## DESCRIPTION OF THE TASK:
Tally how many lines include "Cristof". The number is the whole answer.
---------- DATASET
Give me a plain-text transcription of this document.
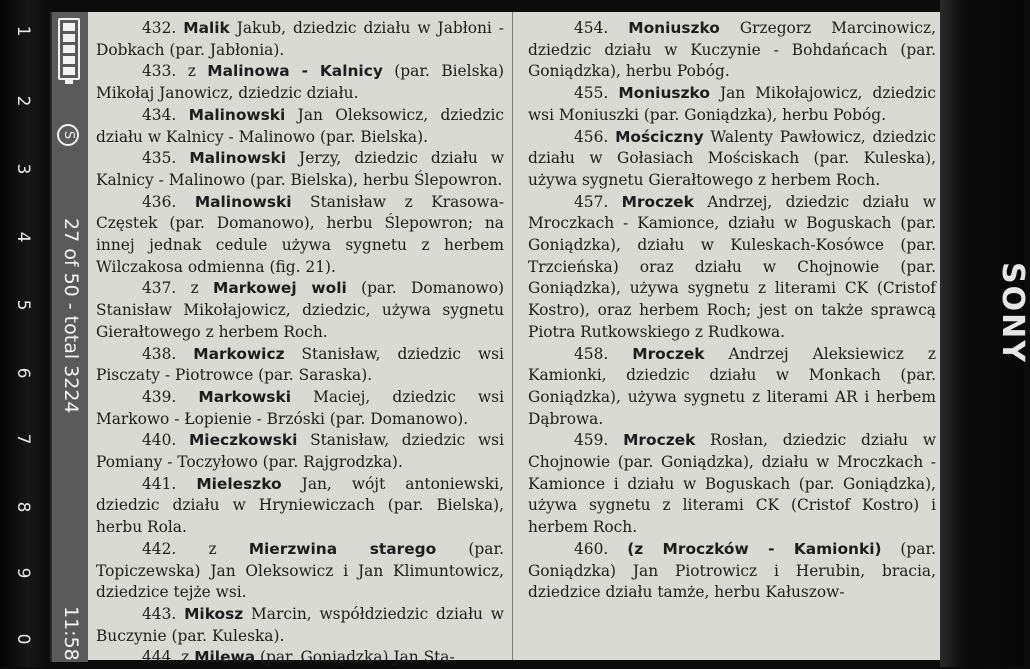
1
2
3
4
5
6
7
8
9
0
S
27 of 50 - total 3224
11:58

432. Malik Jakub, dziedzic działu w Jabłoni - Dobkach (par. Jabłonia).

433. z Malinowa - Kalnicy (par. Bielska) Mikołaj Janowicz, dziedzic działu.

434. Malinowski Jan Oleksowicz, dziedzic działu w Kalnicy - Malinowo (par. Bielska).

435. Malinowski Jerzy, dziedzic działu w Kalnicy - Malinowo (par. Bielska), herbu Ślepowron.

436. Malinowski Stanisław z Krasowa-Częstek (par. Domanowo), herbu Ślepowron; na innej jednak cedule używa sygnetu z herbem Wilczakosa odmienna (fig. 21).

437. z Markowej woli (par. Domanowo) Stanisław Mikołajowicz, dziedzic, używa sygnetu Gierałtowego z herbem Roch.

438. Markowicz Stanisław, dziedzic wsi Pisczaty - Piotrowce (par. Saraska).

439. Markowski Maciej, dziedzic wsi Markowo - Łopienie - Brzóski (par. Domanowo).

440. Mieczkowski Stanisław, dziedzic wsi Pomiany - Toczyłowo (par. Rajgrodzka).

441. Mieleszko Jan, wójt antoniewski, dziedzic działu w Hryniewiczach (par. Bielska), herbu Rola.

442. z Mierzwina starego (par. Topiczewska) Jan Oleksowicz i Jan Klimuntowicz, dziedzice tejże wsi.

443. Mikosz Marcin, współdziedzic działu w Buczynie (par. Kuleska).

444. z Milewa (par. Goniądzka) Jan Sta-

454. Moniuszko Grzegorz Marcinowicz, dziedzic działu w Kuczynie - Bohdańcach (par. Goniądzka), herbu Pobóg.

455. Moniuszko Jan Mikołajowicz, dziedzic wsi Moniuszki (par. Goniądzka), herbu Pobóg.

456. Mościczny Walenty Pawłowicz, dziedzic działu w Gołasiach Mościskach (par. Kuleska), używa sygnetu Gierałtowego z herbem Roch.

457. Mroczek Andrzej, dziedzic działu w Mroczkach - Kamionce, działu w Boguskach (par. Goniądzka), działu w Kuleskach-Kosówce (par. Trzcieńska) oraz działu w Chojnowie (par. Goniądzka), używa sygnetu z literami CK (Cristof Kostro), oraz herbem Roch; jest on także sprawcą Piotra Rutkowskiego z Rudkowa.

458. Mroczek Andrzej Aleksiewicz z Kamionki, dziedzic działu w Monkach (par. Goniądzka), używa sygnetu z literami AR i herbem Dąbrowa.

459. Mroczek Rosłan, dziedzic działu w Chojnowie (par. Goniądzka), działu w Mroczkach - Kamionce i działu w Boguskach (par. Goniądzka), używa sygnetu z literami CK (Cristof Kostro) i herbem Roch.

460. (z Mroczków - Kamionki) (par. Goniądzka) Jan Piotrowicz i Herubin, bracia, dziedzice działu tamże, herbu Kałuszow-

SONY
--------------------
## WRITTEN ANSWER:
2